#### Instruction:
Below are some records; return each one exactly.

--- Begin ---

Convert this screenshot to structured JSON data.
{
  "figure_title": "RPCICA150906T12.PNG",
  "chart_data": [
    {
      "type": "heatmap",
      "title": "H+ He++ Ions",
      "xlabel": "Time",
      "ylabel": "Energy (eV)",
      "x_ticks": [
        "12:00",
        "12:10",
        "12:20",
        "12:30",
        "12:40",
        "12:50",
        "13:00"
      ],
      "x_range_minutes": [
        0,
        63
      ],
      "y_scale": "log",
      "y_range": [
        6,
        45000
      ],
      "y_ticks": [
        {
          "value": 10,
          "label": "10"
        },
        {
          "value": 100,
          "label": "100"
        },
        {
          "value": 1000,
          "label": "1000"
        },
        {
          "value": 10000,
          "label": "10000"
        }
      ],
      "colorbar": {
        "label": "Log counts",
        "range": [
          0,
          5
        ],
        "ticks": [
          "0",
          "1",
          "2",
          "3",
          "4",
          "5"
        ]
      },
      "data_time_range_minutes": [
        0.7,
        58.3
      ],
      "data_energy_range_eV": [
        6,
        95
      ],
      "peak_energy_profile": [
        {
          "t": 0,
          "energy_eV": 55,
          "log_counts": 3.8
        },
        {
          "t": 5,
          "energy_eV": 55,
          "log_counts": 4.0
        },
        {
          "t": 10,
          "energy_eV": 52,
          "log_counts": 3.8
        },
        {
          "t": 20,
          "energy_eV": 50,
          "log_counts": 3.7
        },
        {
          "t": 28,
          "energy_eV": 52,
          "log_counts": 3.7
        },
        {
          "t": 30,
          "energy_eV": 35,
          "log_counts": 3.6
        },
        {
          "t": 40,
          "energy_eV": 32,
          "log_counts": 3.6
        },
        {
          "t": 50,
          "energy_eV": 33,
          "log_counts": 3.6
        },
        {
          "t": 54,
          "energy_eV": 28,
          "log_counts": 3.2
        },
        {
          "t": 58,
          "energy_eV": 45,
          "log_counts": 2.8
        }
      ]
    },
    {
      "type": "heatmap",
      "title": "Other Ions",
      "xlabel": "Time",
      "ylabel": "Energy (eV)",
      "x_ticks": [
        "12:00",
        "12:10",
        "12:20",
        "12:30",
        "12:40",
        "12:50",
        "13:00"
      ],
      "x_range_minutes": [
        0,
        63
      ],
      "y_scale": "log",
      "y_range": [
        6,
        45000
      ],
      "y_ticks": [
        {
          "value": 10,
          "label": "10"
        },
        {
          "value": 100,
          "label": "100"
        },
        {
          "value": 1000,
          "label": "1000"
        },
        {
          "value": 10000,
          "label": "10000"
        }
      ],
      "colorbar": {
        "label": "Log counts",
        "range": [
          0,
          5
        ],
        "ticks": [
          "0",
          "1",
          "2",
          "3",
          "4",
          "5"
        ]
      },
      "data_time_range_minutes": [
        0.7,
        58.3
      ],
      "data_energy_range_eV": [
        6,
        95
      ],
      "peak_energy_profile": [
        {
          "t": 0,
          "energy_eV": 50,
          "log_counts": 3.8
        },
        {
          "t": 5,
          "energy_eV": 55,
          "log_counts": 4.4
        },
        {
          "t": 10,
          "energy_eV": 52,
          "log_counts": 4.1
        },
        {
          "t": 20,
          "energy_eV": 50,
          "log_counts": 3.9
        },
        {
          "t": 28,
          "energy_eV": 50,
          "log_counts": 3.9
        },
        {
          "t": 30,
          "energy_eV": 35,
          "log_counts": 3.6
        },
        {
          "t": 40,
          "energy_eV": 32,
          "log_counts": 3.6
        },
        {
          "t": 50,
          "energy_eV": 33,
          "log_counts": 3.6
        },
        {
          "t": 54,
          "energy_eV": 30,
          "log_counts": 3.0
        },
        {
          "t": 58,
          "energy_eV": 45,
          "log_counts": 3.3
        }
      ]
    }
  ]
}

--- End ---

#### Problem solution:
Convert this screenshot to structured JSON data.
{
  "figure_title": "RPCICA150906T12.PNG",
  "chart_data": [
    {
      "type": "heatmap",
      "title": "H+ He++ Ions",
      "xlabel": "Time",
      "ylabel": "Energy (eV)",
      "x_ticks": [
        "12:00",
        "12:10",
        "12:20",
        "12:30",
        "12:40",
        "12:50",
        "13:00"
      ],
      "x_range_minutes": [
        0,
        63
      ],
      "y_scale": "log",
      "y_range": [
        6,
        45000
      ],
      "y_ticks": [
        {
          "value": 10,
          "label": "10"
        },
        {
          "value": 100,
          "label": "100"
        },
        {
          "value": 1000,
          "label": "1000"
        },
        {
          "value": 10000,
          "label": "10000"
        }
      ],
      "colorbar": {
        "label": "Log counts",
        "range": [
          0,
          5
        ],
        "ticks": [
          "0",
          "1",
          "2",
          "3",
          "4",
          "5"
        ]
      },
      "data_time_range_minutes": [
        0.7,
        58.3
      ],
      "data_energy_range_eV": [
        6,
        95
      ],
      "peak_energy_profile": [
        {
          "t": 0,
          "energy_eV": 55,
          "log_counts": 3.8
        },
        {
          "t": 5,
          "energy_eV": 55,
          "log_counts": 4.0
        },
        {
          "t": 10,
          "energy_eV": 52,
          "log_counts": 3.8
        },
        {
          "t": 20,
          "energy_eV": 50,
          "log_counts": 3.7
        },
        {
          "t": 28,
          "energy_eV": 52,
          "log_counts": 3.7
        },
        {
          "t": 30,
          "energy_eV": 35,
          "log_counts": 3.6
        },
        {
          "t": 40,
          "energy_eV": 32,
          "log_counts": 3.6
        },
        {
          "t": 50,
          "energy_eV": 33,
          "log_counts": 3.6
        },
        {
          "t": 54,
          "energy_eV": 28,
          "log_counts": 3.2
        },
        {
          "t": 58,
          "energy_eV": 45,
          "log_counts": 2.8
        }
      ]
    },
    {
      "type": "heatmap",
      "title": "Other Ions",
      "xlabel": "Time",
      "ylabel": "Energy (eV)",
      "x_ticks": [
        "12:00",
        "12:10",
        "12:20",
        "12:30",
        "12:40",
        "12:50",
        "13:00"
      ],
      "x_range_minutes": [
        0,
        63
      ],
      "y_scale": "log",
      "y_range": [
        6,
        45000
      ],
      "y_ticks": [
        {
          "value": 10,
          "label": "10"
        },
        {
          "value": 100,
          "label": "100"
        },
        {
          "value": 1000,
          "label": "1000"
        },
        {
          "value": 10000,
          "label": "10000"
        }
      ],
      "colorbar": {
        "label": "Log counts",
        "range": [
          0,
          5
        ],
        "ticks": [
          "0",
          "1",
          "2",
          "3",
          "4",
          "5"
        ]
      },
      "data_time_range_minutes": [
        0.7,
        58.3
      ],
      "data_energy_range_eV": [
        6,
        95
      ],
      "peak_energy_profile": [
        {
          "t": 0,
          "energy_eV": 50,
          "log_counts": 3.8
        },
        {
          "t": 5,
          "energy_eV": 55,
          "log_counts": 4.4
        },
        {
          "t": 10,
          "energy_eV": 52,
          "log_counts": 4.1
        },
        {
          "t": 20,
          "energy_eV": 50,
          "log_counts": 3.9
        },
        {
          "t": 28,
          "energy_eV": 50,
          "log_counts": 3.9
        },
        {
          "t": 30,
          "energy_eV": 35,
          "log_counts": 3.6
        },
        {
          "t": 40,
          "energy_eV": 32,
          "log_counts": 3.6
        },
        {
          "t": 50,
          "energy_eV": 33,
          "log_counts": 3.6
        },
        {
          "t": 54,
          "energy_eV": 30,
          "log_counts": 3.0
        },
        {
          "t": 58,
          "energy_eV": 45,
          "log_counts": 3.3
        }
      ]
    }
  ]
}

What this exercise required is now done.